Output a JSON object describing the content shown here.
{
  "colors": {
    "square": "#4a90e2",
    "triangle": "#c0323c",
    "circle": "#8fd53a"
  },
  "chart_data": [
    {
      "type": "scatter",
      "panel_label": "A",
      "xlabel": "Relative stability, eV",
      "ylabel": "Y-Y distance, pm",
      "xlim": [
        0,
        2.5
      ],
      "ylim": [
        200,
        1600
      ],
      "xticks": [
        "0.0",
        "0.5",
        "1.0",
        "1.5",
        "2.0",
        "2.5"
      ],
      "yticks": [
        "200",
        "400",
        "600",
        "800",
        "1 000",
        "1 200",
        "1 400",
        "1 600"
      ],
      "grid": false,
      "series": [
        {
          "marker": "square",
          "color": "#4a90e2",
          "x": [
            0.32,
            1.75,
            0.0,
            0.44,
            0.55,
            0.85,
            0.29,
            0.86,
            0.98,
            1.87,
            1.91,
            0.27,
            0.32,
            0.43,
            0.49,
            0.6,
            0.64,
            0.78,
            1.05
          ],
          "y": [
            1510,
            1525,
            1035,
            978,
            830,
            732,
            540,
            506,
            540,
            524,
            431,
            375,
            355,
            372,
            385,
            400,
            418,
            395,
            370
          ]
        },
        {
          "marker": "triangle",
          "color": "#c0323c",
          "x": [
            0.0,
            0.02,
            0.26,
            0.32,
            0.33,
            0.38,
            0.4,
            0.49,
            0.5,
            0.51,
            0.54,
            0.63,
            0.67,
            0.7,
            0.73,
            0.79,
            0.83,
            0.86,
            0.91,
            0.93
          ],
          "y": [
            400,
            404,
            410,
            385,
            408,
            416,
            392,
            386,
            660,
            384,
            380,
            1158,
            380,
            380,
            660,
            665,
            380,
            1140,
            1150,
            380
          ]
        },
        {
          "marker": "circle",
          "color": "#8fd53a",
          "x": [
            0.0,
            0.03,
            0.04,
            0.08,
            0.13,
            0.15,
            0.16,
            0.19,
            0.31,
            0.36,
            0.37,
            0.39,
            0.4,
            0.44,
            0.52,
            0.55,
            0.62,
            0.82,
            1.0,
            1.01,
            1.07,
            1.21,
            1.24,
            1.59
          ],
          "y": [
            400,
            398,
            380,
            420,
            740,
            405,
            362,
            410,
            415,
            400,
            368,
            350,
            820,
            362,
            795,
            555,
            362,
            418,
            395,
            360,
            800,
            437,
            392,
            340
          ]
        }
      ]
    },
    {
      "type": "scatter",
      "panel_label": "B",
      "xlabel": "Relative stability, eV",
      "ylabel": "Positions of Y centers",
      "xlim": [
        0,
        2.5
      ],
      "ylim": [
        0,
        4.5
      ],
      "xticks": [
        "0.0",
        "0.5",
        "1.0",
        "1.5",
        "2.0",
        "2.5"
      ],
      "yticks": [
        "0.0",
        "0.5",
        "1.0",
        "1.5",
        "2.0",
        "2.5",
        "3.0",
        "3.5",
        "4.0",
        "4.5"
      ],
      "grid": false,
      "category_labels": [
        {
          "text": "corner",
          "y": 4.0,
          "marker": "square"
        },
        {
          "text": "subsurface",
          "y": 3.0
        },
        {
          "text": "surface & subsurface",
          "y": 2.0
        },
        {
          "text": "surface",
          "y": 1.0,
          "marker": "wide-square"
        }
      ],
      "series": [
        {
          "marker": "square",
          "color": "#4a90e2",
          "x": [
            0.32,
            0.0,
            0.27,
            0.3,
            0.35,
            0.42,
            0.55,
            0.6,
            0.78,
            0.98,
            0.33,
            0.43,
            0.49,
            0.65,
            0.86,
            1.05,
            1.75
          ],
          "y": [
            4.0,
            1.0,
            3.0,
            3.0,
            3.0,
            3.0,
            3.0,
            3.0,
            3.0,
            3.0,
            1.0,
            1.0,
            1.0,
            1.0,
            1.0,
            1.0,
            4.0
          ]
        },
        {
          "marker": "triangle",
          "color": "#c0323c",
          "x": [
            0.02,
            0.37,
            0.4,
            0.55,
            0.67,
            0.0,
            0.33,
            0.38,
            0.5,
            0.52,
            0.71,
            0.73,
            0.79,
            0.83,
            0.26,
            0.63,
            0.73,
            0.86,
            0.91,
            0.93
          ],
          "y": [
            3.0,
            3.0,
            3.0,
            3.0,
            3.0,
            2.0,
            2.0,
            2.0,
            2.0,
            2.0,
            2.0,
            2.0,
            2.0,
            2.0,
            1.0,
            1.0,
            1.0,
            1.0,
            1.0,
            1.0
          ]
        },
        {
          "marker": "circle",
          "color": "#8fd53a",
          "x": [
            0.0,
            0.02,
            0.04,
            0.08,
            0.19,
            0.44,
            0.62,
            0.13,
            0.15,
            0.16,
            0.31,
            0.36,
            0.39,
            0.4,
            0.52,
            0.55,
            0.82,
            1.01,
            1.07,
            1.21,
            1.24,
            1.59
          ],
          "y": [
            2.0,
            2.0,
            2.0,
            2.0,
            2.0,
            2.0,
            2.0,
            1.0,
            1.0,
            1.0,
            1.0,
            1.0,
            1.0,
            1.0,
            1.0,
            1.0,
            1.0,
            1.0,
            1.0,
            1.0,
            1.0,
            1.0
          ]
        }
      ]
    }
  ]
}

──────

Task instructions: Extract the entries above verbatim.

Solution to this problem:
Output a JSON object describing the content shown here.
{
  "colors": {
    "square": "#4a90e2",
    "triangle": "#c0323c",
    "circle": "#8fd53a"
  },
  "chart_data": [
    {
      "type": "scatter",
      "panel_label": "A",
      "xlabel": "Relative stability, eV",
      "ylabel": "Y-Y distance, pm",
      "xlim": [
        0,
        2.5
      ],
      "ylim": [
        200,
        1600
      ],
      "xticks": [
        "0.0",
        "0.5",
        "1.0",
        "1.5",
        "2.0",
        "2.5"
      ],
      "yticks": [
        "200",
        "400",
        "600",
        "800",
        "1 000",
        "1 200",
        "1 400",
        "1 600"
      ],
      "grid": false,
      "series": [
        {
          "marker": "square",
          "color": "#4a90e2",
          "x": [
            0.32,
            1.75,
            0.0,
            0.44,
            0.55,
            0.85,
            0.29,
            0.86,
            0.98,
            1.87,
            1.91,
            0.27,
            0.32,
            0.43,
            0.49,
            0.6,
            0.64,
            0.78,
            1.05
          ],
          "y": [
            1510,
            1525,
            1035,
            978,
            830,
            732,
            540,
            506,
            540,
            524,
            431,
            375,
            355,
            372,
            385,
            400,
            418,
            395,
            370
          ]
        },
        {
          "marker": "triangle",
          "color": "#c0323c",
          "x": [
            0.0,
            0.02,
            0.26,
            0.32,
            0.33,
            0.38,
            0.4,
            0.49,
            0.5,
            0.51,
            0.54,
            0.63,
            0.67,
            0.7,
            0.73,
            0.79,
            0.83,
            0.86,
            0.91,
            0.93
          ],
          "y": [
            400,
            404,
            410,
            385,
            408,
            416,
            392,
            386,
            660,
            384,
            380,
            1158,
            380,
            380,
            660,
            665,
            380,
            1140,
            1150,
            380
          ]
        },
        {
          "marker": "circle",
          "color": "#8fd53a",
          "x": [
            0.0,
            0.03,
            0.04,
            0.08,
            0.13,
            0.15,
            0.16,
            0.19,
            0.31,
            0.36,
            0.37,
            0.39,
            0.4,
            0.44,
            0.52,
            0.55,
            0.62,
            0.82,
            1.0,
            1.01,
            1.07,
            1.21,
            1.24,
            1.59
          ],
          "y": [
            400,
            398,
            380,
            420,
            740,
            405,
            362,
            410,
            415,
            400,
            368,
            350,
            820,
            362,
            795,
            555,
            362,
            418,
            395,
            360,
            800,
            437,
            392,
            340
          ]
        }
      ]
    },
    {
      "type": "scatter",
      "panel_label": "B",
      "xlabel": "Relative stability, eV",
      "ylabel": "Positions of Y centers",
      "xlim": [
        0,
        2.5
      ],
      "ylim": [
        0,
        4.5
      ],
      "xticks": [
        "0.0",
        "0.5",
        "1.0",
        "1.5",
        "2.0",
        "2.5"
      ],
      "yticks": [
        "0.0",
        "0.5",
        "1.0",
        "1.5",
        "2.0",
        "2.5",
        "3.0",
        "3.5",
        "4.0",
        "4.5"
      ],
      "grid": false,
      "category_labels": [
        {
          "text": "corner",
          "y": 4.0,
          "marker": "square"
        },
        {
          "text": "subsurface",
          "y": 3.0
        },
        {
          "text": "surface & subsurface",
          "y": 2.0
        },
        {
          "text": "surface",
          "y": 1.0,
          "marker": "wide-square"
        }
      ],
      "series": [
        {
          "marker": "square",
          "color": "#4a90e2",
          "x": [
            0.32,
            0.0,
            0.27,
            0.3,
            0.35,
            0.42,
            0.55,
            0.6,
            0.78,
            0.98,
            0.33,
            0.43,
            0.49,
            0.65,
            0.86,
            1.05,
            1.75
          ],
          "y": [
            4.0,
            1.0,
            3.0,
            3.0,
            3.0,
            3.0,
            3.0,
            3.0,
            3.0,
            3.0,
            1.0,
            1.0,
            1.0,
            1.0,
            1.0,
            1.0,
            4.0
          ]
        },
        {
          "marker": "triangle",
          "color": "#c0323c",
          "x": [
            0.02,
            0.37,
            0.4,
            0.55,
            0.67,
            0.0,
            0.33,
            0.38,
            0.5,
            0.52,
            0.71,
            0.73,
            0.79,
            0.83,
            0.26,
            0.63,
            0.73,
            0.86,
            0.91,
            0.93
          ],
          "y": [
            3.0,
            3.0,
            3.0,
            3.0,
            3.0,
            2.0,
            2.0,
            2.0,
            2.0,
            2.0,
            2.0,
            2.0,
            2.0,
            2.0,
            1.0,
            1.0,
            1.0,
            1.0,
            1.0,
            1.0
          ]
        },
        {
          "marker": "circle",
          "color": "#8fd53a",
          "x": [
            0.0,
            0.02,
            0.04,
            0.08,
            0.19,
            0.44,
            0.62,
            0.13,
            0.15,
            0.16,
            0.31,
            0.36,
            0.39,
            0.4,
            0.52,
            0.55,
            0.82,
            1.01,
            1.07,
            1.21,
            1.24,
            1.59
          ],
          "y": [
            2.0,
            2.0,
            2.0,
            2.0,
            2.0,
            2.0,
            2.0,
            1.0,
            1.0,
            1.0,
            1.0,
            1.0,
            1.0,
            1.0,
            1.0,
            1.0,
            1.0,
            1.0,
            1.0,
            1.0,
            1.0,
            1.0
          ]
        }
      ]
    }
  ]
}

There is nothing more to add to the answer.